Collect each line of the entries that holds the string "جمله".

◆ ITEMS
****************************************

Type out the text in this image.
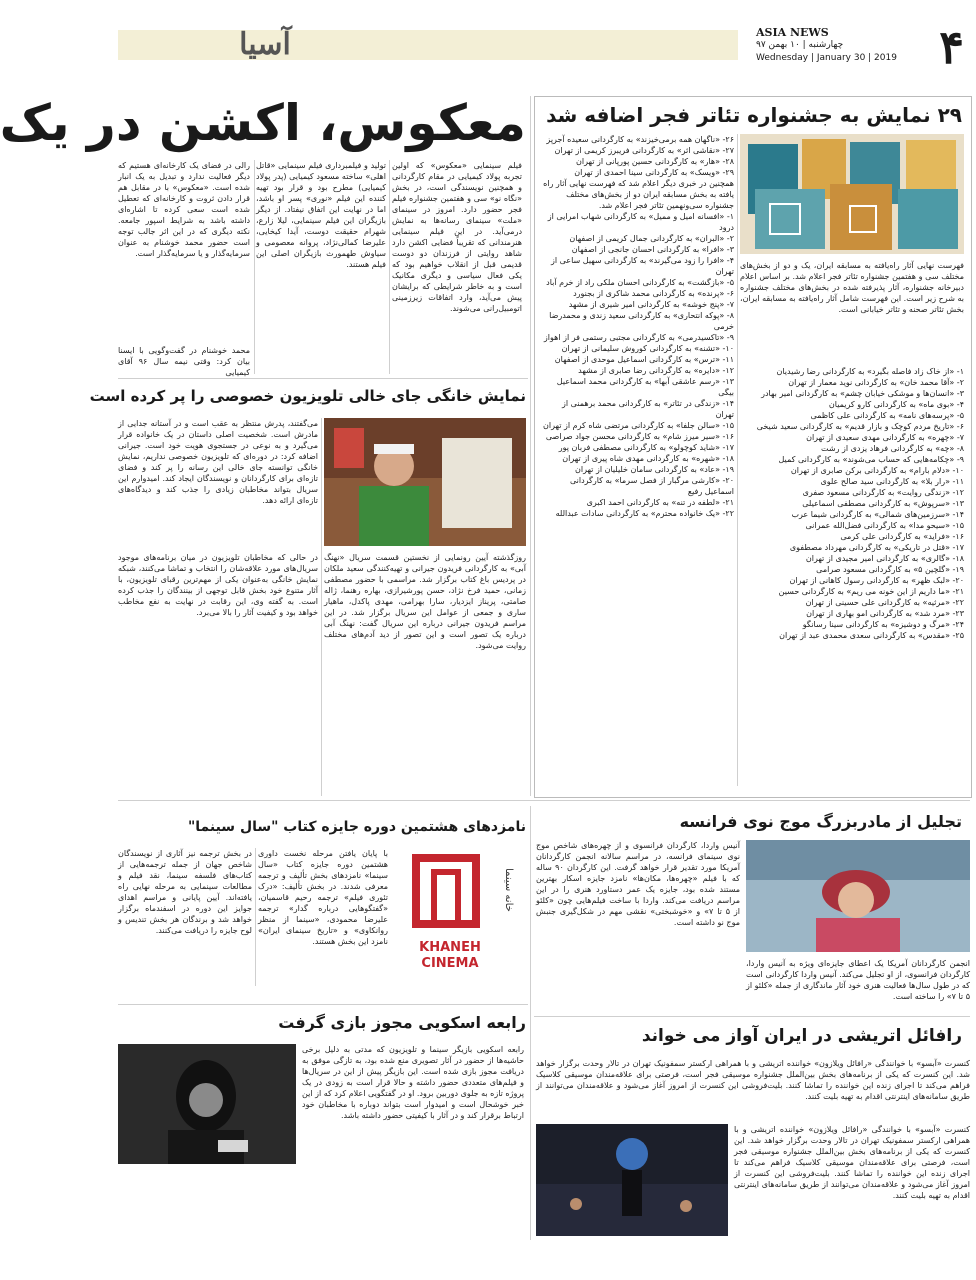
۴
ASIA NEWS
چهارشنبه | ۱۰ بهمن ۹۷
Wednesday | January 30 | 2019
آسیا
معکوس، اکشن در یک
فیلم سینمایی «معکوس» که اولین تجربه پولاد کیمیایی در مقام کارگردانی و همچنین نویسندگی است، در بخش «نگاه نو» سی و هفتمین جشنواره فیلم فجر حضور دارد. امروز در سینمای «ملت» سینمای رسانه‌ها به نمایش درمی‌آید. در این فیلم سینمایی هنرمندانی که تقریباً فضایی اکشن دارد شاهد روایتی از فرزندان دو دوست قدیمی قبل از انقلاب خواهیم بود که یکی فعال سیاسی و دیگری مکانیک است و به خاطر شرایطی که برایشان پیش می‌آید، وارد اتفاقات زیرزمینی اتومبیل‌رانی می‌شوند.
تولید و فیلمبرداری فیلم سینمایی «قاتل اهلی» ساخته مسعود کیمیایی (پدر پولاد کیمیایی) مطرح بود و قرار بود تهیه کننده این فیلم «نوری» پسر او باشد، اما در نهایت این اتفاق نیفتاد. از دیگر بازیگران این فیلم سینمایی، لیلا زارع، شهرام حقیقت دوست، آیدا کیخایی، علیرضا کمالی‌نژاد، پروانه معصومی و سیاوش طهمورث بازیگران اصلی این فیلم هستند.
رالی در فضای یک کارخانه‌ای هستیم که دیگر فعالیت ندارد و تبدیل به یک انبار شده است. «معکوس» با در مقابل هم قرار دادن ثروت و کارخانه‌ای که تعطیل شده است سعی کرده تا اشاره‌ای داشته باشد به شرایط اسپور جامعه. نکته دیگری که در این اثر جالب توجه است حضور محمد خوشنام به عنوان سرمایه‌گذار و یا سرمایه‌گذار است.
محمد خوشنام در گفت‌وگویی با ایسنا بیان کرد: وقتی نیمه سال ۹۶ آقای کیمیایی
۲۹ نمایش به جشنواره تئاتر فجر اضافه شد
فهرست نهایی آثار راه‌یافته به مسابقه ایران، یک و دو از بخش‌های مختلف سی و هفتمین جشنواره تئاتر فجر اعلام شد. بر اساس اعلام دبیرخانه جشنواره، آثار پذیرفته شده در بخش‌های مختلف جشنواره به شرح زیر است. این فهرست شامل آثار راه‌یافته به مسابقه ایران، بخش تئاتر صحنه و تئاتر خیابانی است.
۲۶- «ناگهان همه برمی‌خیزند» به کارگردانی سعیده آجرپز
۲۷- «نقاشی اثر» به کارگردانی فریبرز کریمی از تهران
۲۸- «هار» به کارگردانی حسین پورپانی از تهران
۲۹- «ویسک» به کارگردانی سینا احمدی از تهران
همچنین در خبری دیگر اعلام شد که فهرست نهایی آثار راه یافته به بخش مسابقه ایران دو از بخش‌های مختلف جشنواره سی‌ونهمین تئاتر فجر اعلام شد.
۱- «افسانه امیل و ممیل» به کارگردانی شهاب امرایی از درود
۲- «البران» به کارگردانی جمال کریمی از اصفهان
۳- «افرا» به کارگردانی احسان جانجی از اصفهان
۴- «افرا را زود می‌گیرند» به کارگردانی سهیل ساعی از تهران
۵- «بازگشت» به کارگردانی احسان ملکی راد از خرم آباد
۶- «پرنده» به کارگردانی محمد شاکری از بجنورد
۷- «پنج خوشه» به کارگردانی امیر شیری از مشهد
۸- «پوکه انتحاری» به کارگردانی سعید زندی و محمدرضا خرمی
۹- «تاکسیدرمی» به کارگردانی مجتبی رستمی فر از اهواز
۱۰- «تشنه» به کارگردانی کوروش سلیمانی از تهران
۱۱- «ترس» به کارگردانی اسماعیل موحدی از اصفهان
۱۲- «دایره» به کارگردانی رضا صابری از مشهد
۱۳- «رسم عاشقی آبها» به کارگردانی محمد اسماعیل بیگی
۱۴- «زندگی در تئاتر» به کارگردانی محمد برهمنی از تهران
۱۵- «سالن جلفا» به کارگردانی مرتضی شاه کرم از تهران
۱۶- «سیر میرز شام» به کارگردانی محسن جواد صراصی
۱۷- «شاید کوچولو» به کارگردانی مصطفی فربان پور
۱۸- «شهره» به کارگردانی مهدی شاه پیری از تهران
۱۹- «عاد» به کارگردانی سامان خلیلیان از تهران
۲۰- «کارشی مرگبار از فصل سرما» به کارگردانی اسماعیل رفیع
۲۱- «لطفه در تنه» به کارگردانی احمد اکبری
۲۲- «یک خانواده محترم» به کارگردانی سادات عبدالله
۱- «از خاک زاد فاصله بگیرد» به کارگردانی رضا رشیدیان
۲- «آقا محمد خان» به کارگردانی نوید معمار از تهران
۳- «انسان‌ها و موشکی خیابان چشم» به کارگردانی امیر بهادر
۴- «بوی ماه» به کارگردانی کارو کریمیان
۵- «پرسه‌های نامه» به کارگردانی علی کاظمی
۶- «تاریخ مردم کوچک و بازار قدیم» به کارگردانی سعید شیخی
۷- «چهره» به کارگردانی مهدی سعیدی از تهران
۸- «چه» به کارگردانی فرهاد یزدی از رشت
۹- «چکامه‌هایی که حساب می‌شوند» به کارگردانی کمیل
۱۰- «دلام بارام» به کارگردانی برکن صابری از تهران
۱۱- «رار بلا» به کارگردانی سید صالح علوی
۱۲- «زندگی روایت» به کارگردانی مسعود صفری
۱۳- «سرپوش» به کارگردانی مصطفی اسماعیلی
۱۴- «سرزمین‌های شمالی» به کارگردانی شیما عرب
۱۵- «سیحو مدا» به کارگردانی فضل‌الله عمرانی
۱۶- «فراید» به کارگردانی علی کرمی
۱۷- «قتل در تاریکی» به کارگردانی مهرداد مصطفوی
۱۸- «گالری» به کارگردانی امیر مجیدی از تهران
۱۹- «گلچین ۵» به کارگردانی مسعود صرامی
۲۰- «لبک ظهر» به کارگردانی رسول کاهانی از تهران
۲۱- «ما داریم از این خونه می ریم» به کارگردانی حسین
۲۲- «مرثیه» به کارگردانی علی حسینی از تهران
۲۳- «مرد شد» به کارگردانی امو بهاری از تهران
۲۴- «مرگ و دوشیزه» به کارگردانی سینا رسانگو
۲۵- «مقدس» به کارگردانی سعدی محمدی عبد از تهران
نمایش خانگی جای خالی تلویزیون خصوصی را پر کرده است
می‌گفتند، پدرش منتظر به عقب است و در آستانه جدایی از مادرش است. شخصیت اصلی داستان در یک خانواده قرار می‌گیرد و به نوعی در جستجوی هویت خود است. جیرانی اضافه کرد: در دوره‌ای که تلویزیون خصوصی نداریم، نمایش خانگی توانسته جای خالی این رسانه را پر کند و فضای تازه‌ای برای کارگردانان و نویسندگان ایجاد کند. امیدوارم این سریال بتواند مخاطبان زیادی را جذب کند و دیدگاه‌های تازه‌ای ارائه دهد.
روزگذشته آیین رونمایی از نخستین قسمت سریال «نهنگ آبی» به کارگردانی فریدون جیرانی و تهیه‌کنندگی سعید ملکان در پردیس باغ کتاب برگزار شد. مراسمی با حضور مصطفی زمانی، حمید فرخ نژاد، حسن پورشیرازی، بهاره رهنما، ژاله صامتی، پریناز ایزدیار، سارا بهرامی، مهدی پاکدل، ماهیار ساری و جمعی از عوامل این سریال برگزار شد. در این مراسم فریدون جیرانی درباره این سریال گفت: نهنگ آبی درباره یک تصور است و این تصور از دید آدم‌های مختلف روایت می‌شود.
در حالی که مخاطبان تلویزیون در میان برنامه‌های موجود سریال‌های مورد علاقه‌شان را انتخاب و تماشا می‌کنند، شبکه نمایش خانگی به‌عنوان یکی از مهم‌ترین رقبای تلویزیون، با آثار متنوع خود بخش قابل توجهی از بینندگان را جذب کرده است. به گفته وی، این رقابت در نهایت به نفع مخاطب خواهد بود و کیفیت آثار را بالا می‌برد.
تجلیل از مادربزرگ موج نوی فرانسه
آنیس واردا، کارگردان فرانسوی و از چهره‌های شاخص موج نوی سینمای فرانسه، در مراسم سالانه انجمن کارگردانان آمریکا مورد تقدیر قرار خواهد گرفت. این کارگردان ۹۰ ساله که با فیلم «چهره‌ها، مکان‌ها» نامزد جایزه اسکار بهترین مستند شده بود، جایزه یک عمر دستاورد هنری را در این مراسم دریافت می‌کند. واردا با ساخت فیلم‌هایی چون «کلئو از ۵ تا ۷» و «خوشبختی» نقشی مهم در شکل‌گیری جنبش موج نو داشته است.
انجمن کارگردانان آمریکا یک اعطای جایزه‌ای ویژه به آنیس واردا، کارگردان فرانسوی، از او تجلیل می‌کند. آنیس واردا کارگردانی است که در طول سال‌ها فعالیت هنری خود آثار ماندگاری از جمله «کلئو از ۵ تا ۷» را ساخته است.
نامزدهای هشتمین دوره جایزه کتاب "سال سینما"
KHANEH
CINEMA
خانه سینما
با پایان یافتن مرحله نخست داوری هشتمین دوره جایزه کتاب «سال سینما» نامزدهای بخش تألیف و ترجمه معرفی شدند. در بخش تألیف: «درک تئوری فیلم» ترجمه رحیم قاسمیان، «گفتگوهایی درباره گدار» ترجمه علیرضا محمودی، «سینما از منظر روانکاوی» و «تاریخ سینمای ایران» نامزد این بخش هستند.
در بخش ترجمه نیز آثاری از نویسندگان شاخص جهان از جمله ترجمه‌هایی از کتاب‌های فلسفه سینما، نقد فیلم و مطالعات سینمایی به مرحله نهایی راه یافته‌اند. آیین پایانی و مراسم اهدای جوایز این دوره در اسفندماه برگزار خواهد شد و برندگان هر بخش تندیس و لوح جایزه را دریافت می‌کنند.
رابعه اسکویی مجوز بازی گرفت
رابعه اسکویی بازیگر سینما و تلویزیون که مدتی به دلیل برخی حاشیه‌ها از حضور در آثار تصویری منع شده بود، به تازگی موفق به دریافت مجوز بازی شده است. این بازیگر پیش از این در سریال‌ها و فیلم‌های متعددی حضور داشته و حالا قرار است به زودی در یک پروژه تازه به جلوی دوربین برود. او در گفتگویی اعلام کرد که از این خبر خوشحال است و امیدوار است بتواند دوباره با مخاطبان خود ارتباط برقرار کند و در آثار با کیفیتی حضور داشته باشد.
رافائل اتریشی در ایران آواز می خواند
کنسرت «آبسو» با خوانندگی «رافائل ویلازون» خواننده اتریشی و با همراهی ارکستر سمفونیک تهران در تالار وحدت برگزار خواهد شد. این کنسرت که یکی از برنامه‌های بخش بین‌الملل جشنواره موسیقی فجر است، فرصتی برای علاقه‌مندان موسیقی کلاسیک فراهم می‌کند تا اجرای زنده این خواننده را تماشا کنند. بلیت‌فروشی این کنسرت از امروز آغاز می‌شود و علاقه‌مندان می‌توانند از طریق سامانه‌های اینترنتی اقدام به تهیه بلیت کنند.
کنسرت «آبسو» با خوانندگی «رافائل ویلازون» خواننده اتریشی و با همراهی ارکستر سمفونیک تهران در تالار وحدت برگزار خواهد شد. این کنسرت که یکی از برنامه‌های بخش بین‌الملل جشنواره موسیقی فجر است، فرصتی برای علاقه‌مندان موسیقی کلاسیک فراهم می‌کند تا اجرای زنده این خواننده را تماشا کنند. بلیت‌فروشی این کنسرت از امروز آغاز می‌شود و علاقه‌مندان می‌توانند از طریق سامانه‌های اینترنتی اقدام به تهیه بلیت کنند.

****************************************

◆ COMPLETE RESPONSE
انجمن کارگردانان آمریکا یک اعطای جایزه‌ای ویژه به آنیس واردا، کارگردان فرانسوی، از او تجلیل می‌کند. آنیس واردا کارگردانی است که در طول سال‌ها فعالیت هنری خود آثار ماندگاری از جمله «کلئو از ۵ تا ۷» را ساخته است.
در بخش ترجمه نیز آثاری از نویسندگان شاخص جهان از جمله ترجمه‌هایی از کتاب‌های فلسفه سینما، نقد فیلم و مطالعات سینمایی به مرحله نهایی راه یافته‌اند. آیین پایانی و مراسم اهدای جوایز این دوره در اسفندماه برگزار خواهد شد و برندگان هر بخش تندیس و لوح جایزه را دریافت می‌کنند.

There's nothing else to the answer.